**What to work on:**
What you return should be each line of the data containing the string "must".

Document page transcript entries
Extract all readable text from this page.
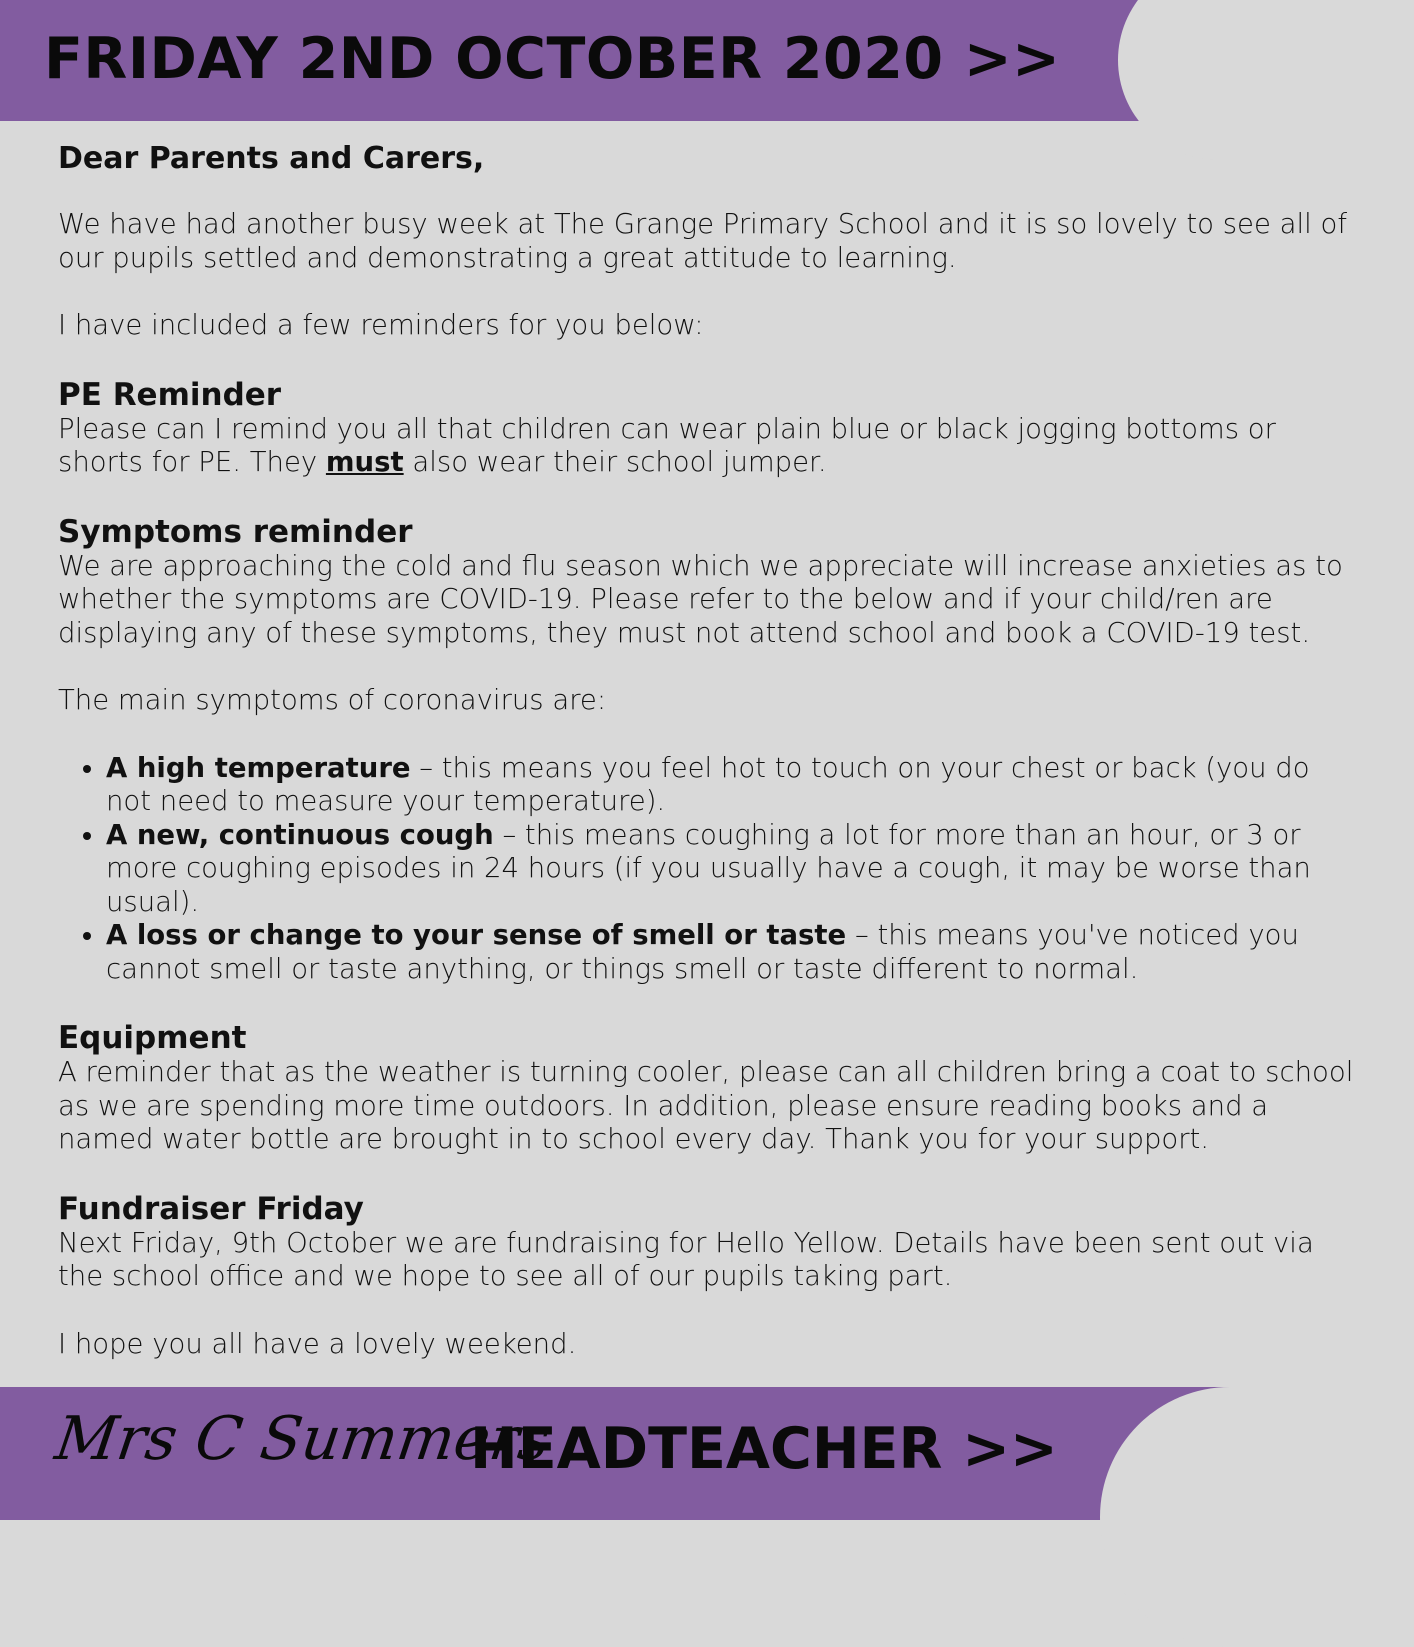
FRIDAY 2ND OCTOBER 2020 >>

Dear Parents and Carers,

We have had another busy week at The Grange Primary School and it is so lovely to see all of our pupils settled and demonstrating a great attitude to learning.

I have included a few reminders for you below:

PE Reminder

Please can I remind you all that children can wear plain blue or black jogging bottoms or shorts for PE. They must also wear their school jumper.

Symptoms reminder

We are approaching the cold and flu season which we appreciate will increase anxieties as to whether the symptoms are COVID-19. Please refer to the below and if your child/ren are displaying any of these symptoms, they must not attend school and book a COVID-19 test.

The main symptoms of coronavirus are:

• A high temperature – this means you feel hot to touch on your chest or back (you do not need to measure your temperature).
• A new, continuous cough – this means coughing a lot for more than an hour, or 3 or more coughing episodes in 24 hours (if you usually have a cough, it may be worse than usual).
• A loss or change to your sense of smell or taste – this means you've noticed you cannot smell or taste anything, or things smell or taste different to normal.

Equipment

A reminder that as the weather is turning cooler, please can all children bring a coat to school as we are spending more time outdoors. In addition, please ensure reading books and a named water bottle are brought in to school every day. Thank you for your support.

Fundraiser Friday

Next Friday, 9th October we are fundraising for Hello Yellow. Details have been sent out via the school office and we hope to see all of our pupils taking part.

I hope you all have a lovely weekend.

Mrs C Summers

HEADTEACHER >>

**Answer box:**
Please can I remind you all that children can wear plain blue or black jogging bottoms or shorts for PE. They must also wear their school jumper.
We are approaching the cold and flu season which we appreciate will increase anxieties as to whether the symptoms are COVID-19. Please refer to the below and if your child/ren are displaying any of these symptoms, they must not attend school and book a COVID-19 test.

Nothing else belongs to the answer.